**Extracted entries:**
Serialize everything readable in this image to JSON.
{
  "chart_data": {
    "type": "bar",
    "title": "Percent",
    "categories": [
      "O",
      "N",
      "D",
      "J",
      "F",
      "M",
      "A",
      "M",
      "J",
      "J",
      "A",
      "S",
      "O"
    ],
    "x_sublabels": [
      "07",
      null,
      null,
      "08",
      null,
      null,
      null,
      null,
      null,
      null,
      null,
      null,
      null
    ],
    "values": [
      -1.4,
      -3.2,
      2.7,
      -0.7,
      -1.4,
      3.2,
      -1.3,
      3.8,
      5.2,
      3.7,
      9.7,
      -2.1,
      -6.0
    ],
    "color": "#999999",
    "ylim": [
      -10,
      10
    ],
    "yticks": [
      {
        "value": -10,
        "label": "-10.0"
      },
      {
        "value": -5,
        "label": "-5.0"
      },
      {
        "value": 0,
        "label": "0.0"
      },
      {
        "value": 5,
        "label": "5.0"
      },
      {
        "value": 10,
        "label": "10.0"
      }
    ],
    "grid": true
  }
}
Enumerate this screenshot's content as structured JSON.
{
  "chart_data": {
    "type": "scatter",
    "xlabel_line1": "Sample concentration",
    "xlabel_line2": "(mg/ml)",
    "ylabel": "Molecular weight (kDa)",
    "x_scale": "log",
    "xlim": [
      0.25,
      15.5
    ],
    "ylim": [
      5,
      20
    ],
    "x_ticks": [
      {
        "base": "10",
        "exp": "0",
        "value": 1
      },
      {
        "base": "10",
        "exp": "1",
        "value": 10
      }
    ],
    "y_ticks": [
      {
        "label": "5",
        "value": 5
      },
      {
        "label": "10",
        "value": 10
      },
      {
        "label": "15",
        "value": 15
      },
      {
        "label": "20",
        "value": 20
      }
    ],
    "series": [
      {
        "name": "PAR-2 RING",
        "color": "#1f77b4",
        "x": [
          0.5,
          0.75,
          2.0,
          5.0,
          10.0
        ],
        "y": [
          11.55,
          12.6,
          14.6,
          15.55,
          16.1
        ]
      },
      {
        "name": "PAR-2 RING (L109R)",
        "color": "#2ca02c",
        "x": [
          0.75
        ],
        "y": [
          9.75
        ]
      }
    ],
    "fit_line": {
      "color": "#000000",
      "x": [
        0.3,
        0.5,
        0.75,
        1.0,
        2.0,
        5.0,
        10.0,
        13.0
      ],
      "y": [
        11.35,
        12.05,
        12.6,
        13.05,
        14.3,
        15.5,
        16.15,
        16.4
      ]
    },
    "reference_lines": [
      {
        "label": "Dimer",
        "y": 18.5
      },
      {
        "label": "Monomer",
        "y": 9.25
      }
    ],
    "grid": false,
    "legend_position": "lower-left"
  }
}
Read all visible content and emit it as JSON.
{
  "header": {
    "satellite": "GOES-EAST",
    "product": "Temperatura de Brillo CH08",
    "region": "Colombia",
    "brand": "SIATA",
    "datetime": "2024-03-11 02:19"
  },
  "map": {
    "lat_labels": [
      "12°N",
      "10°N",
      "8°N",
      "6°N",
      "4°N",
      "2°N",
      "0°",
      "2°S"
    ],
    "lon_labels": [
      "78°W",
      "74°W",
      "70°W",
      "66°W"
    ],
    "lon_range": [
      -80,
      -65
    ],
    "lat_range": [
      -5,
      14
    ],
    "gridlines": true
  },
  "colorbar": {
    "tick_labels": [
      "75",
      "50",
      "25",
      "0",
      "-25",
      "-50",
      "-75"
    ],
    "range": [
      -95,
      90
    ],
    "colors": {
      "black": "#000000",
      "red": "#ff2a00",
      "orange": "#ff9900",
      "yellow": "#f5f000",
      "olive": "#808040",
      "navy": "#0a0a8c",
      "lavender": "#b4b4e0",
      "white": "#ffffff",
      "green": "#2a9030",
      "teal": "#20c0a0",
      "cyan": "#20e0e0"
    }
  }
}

**Goal:**
Copy all of the material word for word.

**Complete output:**
Serialize everything readable in this image to JSON.
{
  "chart_data": {
    "type": "bar",
    "title": "Percent",
    "categories": [
      "O",
      "N",
      "D",
      "J",
      "F",
      "M",
      "A",
      "M",
      "J",
      "J",
      "A",
      "S",
      "O"
    ],
    "x_sublabels": [
      "07",
      null,
      null,
      "08",
      null,
      null,
      null,
      null,
      null,
      null,
      null,
      null,
      null
    ],
    "values": [
      -1.4,
      -3.2,
      2.7,
      -0.7,
      -1.4,
      3.2,
      -1.3,
      3.8,
      5.2,
      3.7,
      9.7,
      -2.1,
      -6.0
    ],
    "color": "#999999",
    "ylim": [
      -10,
      10
    ],
    "yticks": [
      {
        "value": -10,
        "label": "-10.0"
      },
      {
        "value": -5,
        "label": "-5.0"
      },
      {
        "value": 0,
        "label": "0.0"
      },
      {
        "value": 5,
        "label": "5.0"
      },
      {
        "value": 10,
        "label": "10.0"
      }
    ],
    "grid": true
  }
}
Enumerate this screenshot's content as structured JSON.
{
  "chart_data": {
    "type": "scatter",
    "xlabel_line1": "Sample concentration",
    "xlabel_line2": "(mg/ml)",
    "ylabel": "Molecular weight (kDa)",
    "x_scale": "log",
    "xlim": [
      0.25,
      15.5
    ],
    "ylim": [
      5,
      20
    ],
    "x_ticks": [
      {
        "base": "10",
        "exp": "0",
        "value": 1
      },
      {
        "base": "10",
        "exp": "1",
        "value": 10
      }
    ],
    "y_ticks": [
      {
        "label": "5",
        "value": 5
      },
      {
        "label": "10",
        "value": 10
      },
      {
        "label": "15",
        "value": 15
      },
      {
        "label": "20",
        "value": 20
      }
    ],
    "series": [
      {
        "name": "PAR-2 RING",
        "color": "#1f77b4",
        "x": [
          0.5,
          0.75,
          2.0,
          5.0,
          10.0
        ],
        "y": [
          11.55,
          12.6,
          14.6,
          15.55,
          16.1
        ]
      },
      {
        "name": "PAR-2 RING (L109R)",
        "color": "#2ca02c",
        "x": [
          0.75
        ],
        "y": [
          9.75
        ]
      }
    ],
    "fit_line": {
      "color": "#000000",
      "x": [
        0.3,
        0.5,
        0.75,
        1.0,
        2.0,
        5.0,
        10.0,
        13.0
      ],
      "y": [
        11.35,
        12.05,
        12.6,
        13.05,
        14.3,
        15.5,
        16.15,
        16.4
      ]
    },
    "reference_lines": [
      {
        "label": "Dimer",
        "y": 18.5
      },
      {
        "label": "Monomer",
        "y": 9.25
      }
    ],
    "grid": false,
    "legend_position": "lower-left"
  }
}
Read all visible content and emit it as JSON.
{
  "header": {
    "satellite": "GOES-EAST",
    "product": "Temperatura de Brillo CH08",
    "region": "Colombia",
    "brand": "SIATA",
    "datetime": "2024-03-11 02:19"
  },
  "map": {
    "lat_labels": [
      "12°N",
      "10°N",
      "8°N",
      "6°N",
      "4°N",
      "2°N",
      "0°",
      "2°S"
    ],
    "lon_labels": [
      "78°W",
      "74°W",
      "70°W",
      "66°W"
    ],
    "lon_range": [
      -80,
      -65
    ],
    "lat_range": [
      -5,
      14
    ],
    "gridlines": true
  },
  "colorbar": {
    "tick_labels": [
      "75",
      "50",
      "25",
      "0",
      "-25",
      "-50",
      "-75"
    ],
    "range": [
      -95,
      90
    ],
    "colors": {
      "black": "#000000",
      "red": "#ff2a00",
      "orange": "#ff9900",
      "yellow": "#f5f000",
      "olive": "#808040",
      "navy": "#0a0a8c",
      "lavender": "#b4b4e0",
      "white": "#ffffff",
      "green": "#2a9030",
      "teal": "#20c0a0",
      "cyan": "#20e0e0"
    }
  }
}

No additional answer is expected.